-- Start Data for processing --
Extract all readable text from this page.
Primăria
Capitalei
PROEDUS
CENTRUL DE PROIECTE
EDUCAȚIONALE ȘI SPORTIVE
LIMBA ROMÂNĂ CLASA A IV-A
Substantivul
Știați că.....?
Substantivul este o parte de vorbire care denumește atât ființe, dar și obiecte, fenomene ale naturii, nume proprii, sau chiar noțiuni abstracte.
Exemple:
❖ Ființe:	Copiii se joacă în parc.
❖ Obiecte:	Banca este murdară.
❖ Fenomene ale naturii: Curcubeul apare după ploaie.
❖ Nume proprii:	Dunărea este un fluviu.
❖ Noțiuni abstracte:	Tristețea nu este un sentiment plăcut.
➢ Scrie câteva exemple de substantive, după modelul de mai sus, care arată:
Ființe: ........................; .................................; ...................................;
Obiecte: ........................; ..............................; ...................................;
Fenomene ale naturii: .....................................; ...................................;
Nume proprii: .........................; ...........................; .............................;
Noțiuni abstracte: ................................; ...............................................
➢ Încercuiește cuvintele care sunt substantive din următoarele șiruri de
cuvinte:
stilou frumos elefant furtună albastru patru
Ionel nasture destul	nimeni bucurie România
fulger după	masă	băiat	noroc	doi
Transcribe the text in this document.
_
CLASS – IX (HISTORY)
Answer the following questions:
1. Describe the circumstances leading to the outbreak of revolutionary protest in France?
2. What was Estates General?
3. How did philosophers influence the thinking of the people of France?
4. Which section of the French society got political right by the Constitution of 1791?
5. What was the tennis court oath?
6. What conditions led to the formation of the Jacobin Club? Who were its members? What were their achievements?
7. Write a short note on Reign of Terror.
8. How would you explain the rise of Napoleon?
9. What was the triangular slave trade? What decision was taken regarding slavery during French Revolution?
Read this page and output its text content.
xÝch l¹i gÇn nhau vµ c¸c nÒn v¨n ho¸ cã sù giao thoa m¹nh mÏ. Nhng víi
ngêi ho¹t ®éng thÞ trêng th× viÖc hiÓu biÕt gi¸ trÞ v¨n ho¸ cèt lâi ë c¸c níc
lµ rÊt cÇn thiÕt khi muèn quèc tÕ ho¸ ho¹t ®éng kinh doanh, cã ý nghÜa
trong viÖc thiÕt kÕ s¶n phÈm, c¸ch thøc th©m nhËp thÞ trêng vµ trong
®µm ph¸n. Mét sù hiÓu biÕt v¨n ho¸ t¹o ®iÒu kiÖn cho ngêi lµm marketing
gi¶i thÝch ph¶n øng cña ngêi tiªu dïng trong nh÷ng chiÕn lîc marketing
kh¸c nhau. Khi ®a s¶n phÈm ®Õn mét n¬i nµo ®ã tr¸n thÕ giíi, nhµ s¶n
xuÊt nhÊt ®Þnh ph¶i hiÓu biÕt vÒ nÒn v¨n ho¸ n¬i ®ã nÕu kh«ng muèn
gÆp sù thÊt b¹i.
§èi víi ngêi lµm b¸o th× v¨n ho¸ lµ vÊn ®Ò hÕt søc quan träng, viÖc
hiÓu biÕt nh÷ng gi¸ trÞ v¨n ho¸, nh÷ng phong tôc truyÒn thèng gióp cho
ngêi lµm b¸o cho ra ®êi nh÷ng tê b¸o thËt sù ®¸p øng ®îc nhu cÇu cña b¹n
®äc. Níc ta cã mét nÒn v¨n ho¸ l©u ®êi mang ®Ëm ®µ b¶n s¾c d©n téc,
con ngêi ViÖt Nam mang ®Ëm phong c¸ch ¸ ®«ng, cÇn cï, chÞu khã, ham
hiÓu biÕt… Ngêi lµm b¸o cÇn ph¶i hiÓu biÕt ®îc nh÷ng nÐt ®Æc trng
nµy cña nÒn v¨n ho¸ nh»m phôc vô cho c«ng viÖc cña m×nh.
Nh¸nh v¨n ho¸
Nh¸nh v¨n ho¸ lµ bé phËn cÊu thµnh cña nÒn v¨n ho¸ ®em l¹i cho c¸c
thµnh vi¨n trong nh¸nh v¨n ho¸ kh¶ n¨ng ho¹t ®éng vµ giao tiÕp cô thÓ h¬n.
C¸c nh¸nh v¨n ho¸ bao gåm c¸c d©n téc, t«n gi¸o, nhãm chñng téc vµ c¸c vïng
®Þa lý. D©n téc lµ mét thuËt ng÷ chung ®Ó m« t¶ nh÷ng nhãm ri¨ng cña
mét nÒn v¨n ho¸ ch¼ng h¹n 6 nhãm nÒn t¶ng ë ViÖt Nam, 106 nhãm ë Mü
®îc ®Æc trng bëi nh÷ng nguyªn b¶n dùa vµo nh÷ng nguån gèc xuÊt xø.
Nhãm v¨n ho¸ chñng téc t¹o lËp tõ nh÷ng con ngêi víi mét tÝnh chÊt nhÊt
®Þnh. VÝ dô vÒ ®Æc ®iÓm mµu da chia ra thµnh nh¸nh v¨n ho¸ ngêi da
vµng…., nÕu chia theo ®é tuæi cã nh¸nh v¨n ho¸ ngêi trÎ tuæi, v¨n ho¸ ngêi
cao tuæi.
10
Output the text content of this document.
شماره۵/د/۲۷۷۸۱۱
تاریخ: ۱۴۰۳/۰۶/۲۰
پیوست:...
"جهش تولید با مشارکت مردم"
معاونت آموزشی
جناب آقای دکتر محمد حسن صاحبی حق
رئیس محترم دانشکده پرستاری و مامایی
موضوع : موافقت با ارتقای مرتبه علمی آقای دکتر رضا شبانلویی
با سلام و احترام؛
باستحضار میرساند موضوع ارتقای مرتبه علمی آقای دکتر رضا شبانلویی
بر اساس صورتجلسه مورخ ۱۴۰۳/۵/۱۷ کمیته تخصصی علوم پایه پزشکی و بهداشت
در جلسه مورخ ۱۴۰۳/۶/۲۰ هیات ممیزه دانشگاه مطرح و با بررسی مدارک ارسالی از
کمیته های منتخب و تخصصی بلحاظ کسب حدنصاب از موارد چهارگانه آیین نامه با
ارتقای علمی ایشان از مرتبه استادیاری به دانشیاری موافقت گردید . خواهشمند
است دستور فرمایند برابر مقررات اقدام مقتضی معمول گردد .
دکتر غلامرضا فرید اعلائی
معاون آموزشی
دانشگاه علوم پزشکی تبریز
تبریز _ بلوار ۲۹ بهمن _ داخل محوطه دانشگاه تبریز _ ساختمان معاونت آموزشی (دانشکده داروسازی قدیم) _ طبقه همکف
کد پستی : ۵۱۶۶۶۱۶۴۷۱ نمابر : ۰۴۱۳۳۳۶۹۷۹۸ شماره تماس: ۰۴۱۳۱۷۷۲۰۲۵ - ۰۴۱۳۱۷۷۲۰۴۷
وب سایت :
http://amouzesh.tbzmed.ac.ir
-- End Data for processing --
> **What is required**
Transcribe each entry precisely, missing none.

> **Answer in full**
Extract all readable text from this page.
Primăria
Capitalei
PROEDUS
CENTRUL DE PROIECTE
EDUCAȚIONALE ȘI SPORTIVE
LIMBA ROMÂNĂ CLASA A IV-A
Substantivul
Știați că.....?
Substantivul este o parte de vorbire care denumește atât ființe, dar și obiecte, fenomene ale naturii, nume proprii, sau chiar noțiuni abstracte.
Exemple:
❖ Ființe:	Copiii se joacă în parc.
❖ Obiecte:	Banca este murdară.
❖ Fenomene ale naturii: Curcubeul apare după ploaie.
❖ Nume proprii:	Dunărea este un fluviu.
❖ Noțiuni abstracte:	Tristețea nu este un sentiment plăcut.
➢ Scrie câteva exemple de substantive, după modelul de mai sus, care arată:
Ființe: ........................; .................................; ...................................;
Obiecte: ........................; ..............................; ...................................;
Fenomene ale naturii: .....................................; ...................................;
Nume proprii: .........................; ...........................; .............................;
Noțiuni abstracte: ................................; ...............................................
➢ Încercuiește cuvintele care sunt substantive din următoarele șiruri de
cuvinte:
stilou frumos elefant furtună albastru patru
Ionel nasture destul	nimeni bucurie România
fulger după	masă	băiat	noroc	doi
Transcribe the text in this document.
_
CLASS – IX (HISTORY)
Answer the following questions:
1. Describe the circumstances leading to the outbreak of revolutionary protest in France?
2. What was Estates General?
3. How did philosophers influence the thinking of the people of France?
4. Which section of the French society got political right by the Constitution of 1791?
5. What was the tennis court oath?
6. What conditions led to the formation of the Jacobin Club? Who were its members? What were their achievements?
7. Write a short note on Reign of Terror.
8. How would you explain the rise of Napoleon?
9. What was the triangular slave trade? What decision was taken regarding slavery during French Revolution?
Read this page and output its text content.
xÝch l¹i gÇn nhau vµ c¸c nÒn v¨n ho¸ cã sù giao thoa m¹nh mÏ. Nhng víi
ngêi ho¹t ®éng thÞ trêng th× viÖc hiÓu biÕt gi¸ trÞ v¨n ho¸ cèt lâi ë c¸c níc
lµ rÊt cÇn thiÕt khi muèn quèc tÕ ho¸ ho¹t ®éng kinh doanh, cã ý nghÜa
trong viÖc thiÕt kÕ s¶n phÈm, c¸ch thøc th©m nhËp thÞ trêng vµ trong
®µm ph¸n. Mét sù hiÓu biÕt v¨n ho¸ t¹o ®iÒu kiÖn cho ngêi lµm marketing
gi¶i thÝch ph¶n øng cña ngêi tiªu dïng trong nh÷ng chiÕn lîc marketing
kh¸c nhau. Khi ®a s¶n phÈm ®Õn mét n¬i nµo ®ã tr¸n thÕ giíi, nhµ s¶n
xuÊt nhÊt ®Þnh ph¶i hiÓu biÕt vÒ nÒn v¨n ho¸ n¬i ®ã nÕu kh«ng muèn
gÆp sù thÊt b¹i.
§èi víi ngêi lµm b¸o th× v¨n ho¸ lµ vÊn ®Ò hÕt søc quan träng, viÖc
hiÓu biÕt nh÷ng gi¸ trÞ v¨n ho¸, nh÷ng phong tôc truyÒn thèng gióp cho
ngêi lµm b¸o cho ra ®êi nh÷ng tê b¸o thËt sù ®¸p øng ®îc nhu cÇu cña b¹n
®äc. Níc ta cã mét nÒn v¨n ho¸ l©u ®êi mang ®Ëm ®µ b¶n s¾c d©n téc,
con ngêi ViÖt Nam mang ®Ëm phong c¸ch ¸ ®«ng, cÇn cï, chÞu khã, ham
hiÓu biÕt… Ngêi lµm b¸o cÇn ph¶i hiÓu biÕt ®îc nh÷ng nÐt ®Æc trng
nµy cña nÒn v¨n ho¸ nh»m phôc vô cho c«ng viÖc cña m×nh.
Nh¸nh v¨n ho¸
Nh¸nh v¨n ho¸ lµ bé phËn cÊu thµnh cña nÒn v¨n ho¸ ®em l¹i cho c¸c
thµnh vi¨n trong nh¸nh v¨n ho¸ kh¶ n¨ng ho¹t ®éng vµ giao tiÕp cô thÓ h¬n.
C¸c nh¸nh v¨n ho¸ bao gåm c¸c d©n téc, t«n gi¸o, nhãm chñng téc vµ c¸c vïng
®Þa lý. D©n téc lµ mét thuËt ng÷ chung ®Ó m« t¶ nh÷ng nhãm ri¨ng cña
mét nÒn v¨n ho¸ ch¼ng h¹n 6 nhãm nÒn t¶ng ë ViÖt Nam, 106 nhãm ë Mü
®îc ®Æc trng bëi nh÷ng nguyªn b¶n dùa vµo nh÷ng nguån gèc xuÊt xø.
Nhãm v¨n ho¸ chñng téc t¹o lËp tõ nh÷ng con ngêi víi mét tÝnh chÊt nhÊt
®Þnh. VÝ dô vÒ ®Æc ®iÓm mµu da chia ra thµnh nh¸nh v¨n ho¸ ngêi da
vµng…., nÕu chia theo ®é tuæi cã nh¸nh v¨n ho¸ ngêi trÎ tuæi, v¨n ho¸ ngêi
cao tuæi.
10
Output the text content of this document.
شماره۵/د/۲۷۷۸۱۱
تاریخ: ۱۴۰۳/۰۶/۲۰
پیوست:...
"جهش تولید با مشارکت مردم"
معاونت آموزشی
جناب آقای دکتر محمد حسن صاحبی حق
رئیس محترم دانشکده پرستاری و مامایی
موضوع : موافقت با ارتقای مرتبه علمی آقای دکتر رضا شبانلویی
با سلام و احترام؛
باستحضار میرساند موضوع ارتقای مرتبه علمی آقای دکتر رضا شبانلویی
بر اساس صورتجلسه مورخ ۱۴۰۳/۵/۱۷ کمیته تخصصی علوم پایه پزشکی و بهداشت
در جلسه مورخ ۱۴۰۳/۶/۲۰ هیات ممیزه دانشگاه مطرح و با بررسی مدارک ارسالی از
کمیته های منتخب و تخصصی بلحاظ کسب حدنصاب از موارد چهارگانه آیین نامه با
ارتقای علمی ایشان از مرتبه استادیاری به دانشیاری موافقت گردید . خواهشمند
است دستور فرمایند برابر مقررات اقدام مقتضی معمول گردد .
دکتر غلامرضا فرید اعلائی
معاون آموزشی
دانشگاه علوم پزشکی تبریز
تبریز _ بلوار ۲۹ بهمن _ داخل محوطه دانشگاه تبریز _ ساختمان معاونت آموزشی (دانشکده داروسازی قدیم) _ طبقه همکف
کد پستی : ۵۱۶۶۶۱۶۴۷۱ نمابر : ۰۴۱۳۳۳۶۹۷۹۸ شماره تماس: ۰۴۱۳۱۷۷۲۰۲۵ - ۰۴۱۳۱۷۷۲۰۴۷
وب سایت :
http://amouzesh.tbzmed.ac.ir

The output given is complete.